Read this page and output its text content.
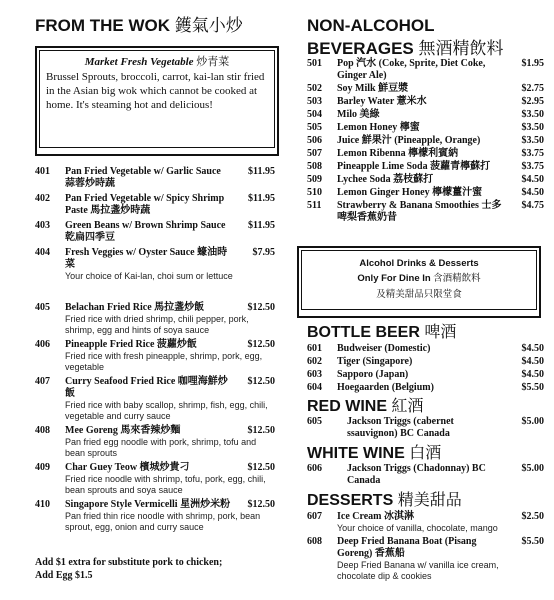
FROM THE WOK 鑊氣小炒
Market Fresh Vegetable 炒青菜
Brussel Sprouts, broccoli, carrot, kai-lan stir fried in the Asian big wok which cannot be cooked at home. It's steaming hot and delicious!
401 Pan Fried Vegetable w/ Garlic Sauce 蒜蓉炒時蔬
$11.95
402 Pan Fried Vegetable w/ Spicy Shrimp Paste 馬拉盞炒時蔬
$11.95
403 Green Beans w/ Brown Shrimp Sauce 乾扁四季豆
$11.95
404 Fresh Veggies w/ Oyster Sauce 蠔油時菜
$7.95
Your choice of Kai-lan, choi sum or lettuce
405 Belachan Fried Rice 馬拉盞炒飯	$12.50
Fried rice with dried shrimp, chili pepper, pork, shrimp, egg and hints of soya sauce
406 Pineapple Fried Rice 菠蘿炒飯	$12.50
Fried rice with fresh pineapple, shrimp, pork, egg, vegetable
407 Curry Seafood Fried Rice 咖哩海鮮炒飯
$12.50
Fried rice with baby scallop, shrimp, fish, egg, chili, vegetable and curry sauce
408 Mee Goreng 馬來香辣炒麵	$12.50
Pan fried egg noodle with pork, shrimp, tofu and bean sprouts
409 Char Guey Teow 檳城炒貴刁	$12.50
Fried rice noodle with shrimp, tofu, pork, egg, chili, bean sprouts and soya sauce
410 Singapore Style Vermicelli 星洲炒米粉 $12.50
Pan fried thin rice noodle with shrimp, pork, bean sprout, egg, onion and curry sauce
Add $1 extra for substitute pork to chicken;
Add Egg $1.5
NON-ALCOHOL
BEVERAGES 無酒精飲料
501 Pop 汽水 (Coke, Sprite, Diet Coke, Ginger Ale)
$1.95
502 Soy Milk 鮮豆漿	$2.75
503 Barley Water 薏米水	$2.95
504 Milo 美綠	$3.50
505 Lemon Honey 檸蜜	$3.50
506 Juice 鮮果汁 (Pineapple, Orange)	$3.50
507 Lemon Ribenna 檸檬利賓納	$3.75
508 Pineapple Lime Soda 菠蘿青檸蘇打	$3.75
509 Lychee Soda 荔枝蘇打	$4.50
510 Lemon Ginger Honey 檸檬薑汁蜜	$4.50
511 Strawberry & Banana Smoothies 士多啤梨香蕉奶昔
$4.75
Alcohol Drinks & Desserts
Only For Dine In 含酒精飲料
及精美甜品只限堂食
BOTTLE BEER 啤酒
601 Budweiser (Domestic)	$4.50
602 Tiger (Singapore)	$4.50
603 Sapporo (Japan)	$4.50
604 Hoegaarden (Belgium)	$5.50
RED WINE 紅酒
605	Jackson Triggs (cabernet ssauvignon) BC Canada
$5.00
WHITE WINE 白酒
606	Jackson Triggs (Chadonnay) BC Canada
$5.00
DESSERTS 精美甜品
607 Ice Cream 冰淇淋	$2.50
Your choice of vanilla, chocolate, mango
608 Deep Fried Banana Boat (Pisang Goreng) 香蕉船
$5.50
Deep Fried Banana w/ vanilla ice cream, chocolate dip & cookies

### TASK OBJECTIVE
Pick out the lines that contain "vanilla" and copy them.

### FINAL ANSWER
Your choice of vanilla, chocolate, mango
Deep Fried Banana w/ vanilla ice cream, chocolate dip & cookies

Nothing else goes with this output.